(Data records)
(begin)

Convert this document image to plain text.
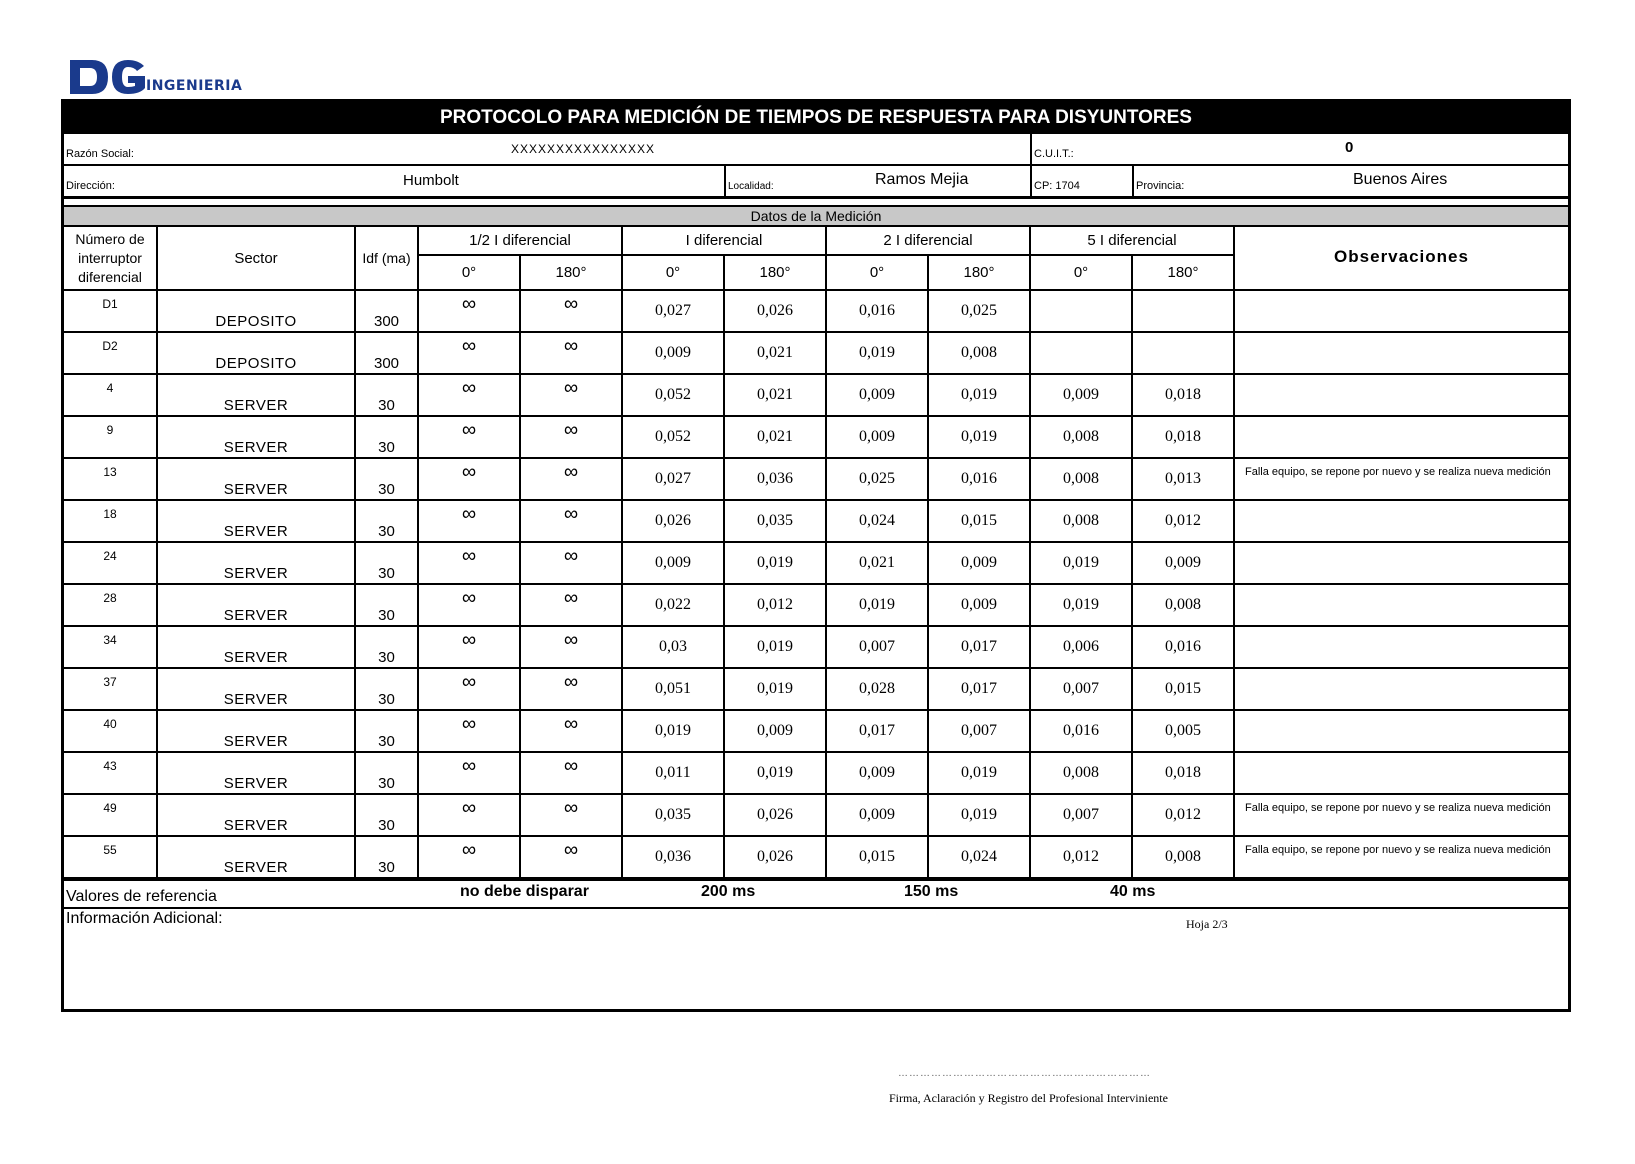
INGENIERIA
PROTOCOLO PARA MEDICIÓN DE TIEMPOS DE RESPUESTA PARA DISYUNTORES
Razón Social:	XXXXXXXXXXXXXXXX	C.U.I.T.:	0
Dirección:	Humbolt	Localidad:	Ramos Mejia	CP: 1704	Provincia:	Buenos Aires
Datos de la Medición											
Número de interruptor diferencial	Sector	Idf (ma)	1/2 I diferencial		I diferencial		2 I diferencial		5 I diferencial		Observaciones
			0°	180°	0°	180°	0°	180°	0°	180°	
D1	DEPOSITO	300	∞	∞	0,027	0,026	0,016	0,025			
D2	DEPOSITO	300	∞	∞	0,009	0,021	0,019	0,008			
4	SERVER	30	∞	∞	0,052	0,021	0,009	0,019	0,009	0,018	
9	SERVER	30	∞	∞	0,052	0,021	0,009	0,019	0,008	0,018	
13	SERVER	30	∞	∞	0,027	0,036	0,025	0,016	0,008	0,013	Falla equipo, se repone por nuevo y se realiza nueva medición
18	SERVER	30	∞	∞	0,026	0,035	0,024	0,015	0,008	0,012	
24	SERVER	30	∞	∞	0,009	0,019	0,021	0,009	0,019	0,009	
28	SERVER	30	∞	∞	0,022	0,012	0,019	0,009	0,019	0,008	
34	SERVER	30	∞	∞	0,03	0,019	0,007	0,017	0,006	0,016	
37	SERVER	30	∞	∞	0,051	0,019	0,028	0,017	0,007	0,015	
40	SERVER	30	∞	∞	0,019	0,009	0,017	0,007	0,016	0,005	
43	SERVER	30	∞	∞	0,011	0,019	0,009	0,019	0,008	0,018	
49	SERVER	30	∞	∞	0,035	0,026	0,009	0,019	0,007	0,012	Falla equipo, se repone por nuevo y se realiza nueva medición
55	SERVER	30	∞	∞	0,036	0,026	0,015	0,024	0,012	0,008	Falla equipo, se repone por nuevo y se realiza nueva medición
Valores de referencia	no debe disparar	200 ms	150 ms	40 ms
Información Adicional:	Hoja 2/3
……………………………………………………………
Firma, Aclaración y Registro del Profesional Interviniente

(end)

[Exercise task]: Repeat everything in the records precisely. Images are excluded from the copy.

[Answer to this problem]:
Convert this document image to plain text.
INGENIERIA
PROTOCOLO PARA MEDICIÓN DE TIEMPOS DE RESPUESTA PARA DISYUNTORES
Razón Social:	XXXXXXXXXXXXXXXX	C.U.I.T.:	0
Dirección:	Humbolt	Localidad:	Ramos Mejia	CP: 1704	Provincia:	Buenos Aires
Datos de la Medición											
Número de interruptor diferencial	Sector	Idf (ma)	1/2 I diferencial		I diferencial		2 I diferencial		5 I diferencial		Observaciones
			0°	180°	0°	180°	0°	180°	0°	180°	
D1	DEPOSITO	300	∞	∞	0,027	0,026	0,016	0,025			
D2	DEPOSITO	300	∞	∞	0,009	0,021	0,019	0,008			
4	SERVER	30	∞	∞	0,052	0,021	0,009	0,019	0,009	0,018	
9	SERVER	30	∞	∞	0,052	0,021	0,009	0,019	0,008	0,018	
13	SERVER	30	∞	∞	0,027	0,036	0,025	0,016	0,008	0,013	Falla equipo, se repone por nuevo y se realiza nueva medición
18	SERVER	30	∞	∞	0,026	0,035	0,024	0,015	0,008	0,012	
24	SERVER	30	∞	∞	0,009	0,019	0,021	0,009	0,019	0,009	
28	SERVER	30	∞	∞	0,022	0,012	0,019	0,009	0,019	0,008	
34	SERVER	30	∞	∞	0,03	0,019	0,007	0,017	0,006	0,016	
37	SERVER	30	∞	∞	0,051	0,019	0,028	0,017	0,007	0,015	
40	SERVER	30	∞	∞	0,019	0,009	0,017	0,007	0,016	0,005	
43	SERVER	30	∞	∞	0,011	0,019	0,009	0,019	0,008	0,018	
49	SERVER	30	∞	∞	0,035	0,026	0,009	0,019	0,007	0,012	Falla equipo, se repone por nuevo y se realiza nueva medición
55	SERVER	30	∞	∞	0,036	0,026	0,015	0,024	0,012	0,008	Falla equipo, se repone por nuevo y se realiza nueva medición
Valores de referencia	no debe disparar	200 ms	150 ms	40 ms
Información Adicional:	Hoja 2/3
……………………………………………………………
Firma, Aclaración y Registro del Profesional Interviniente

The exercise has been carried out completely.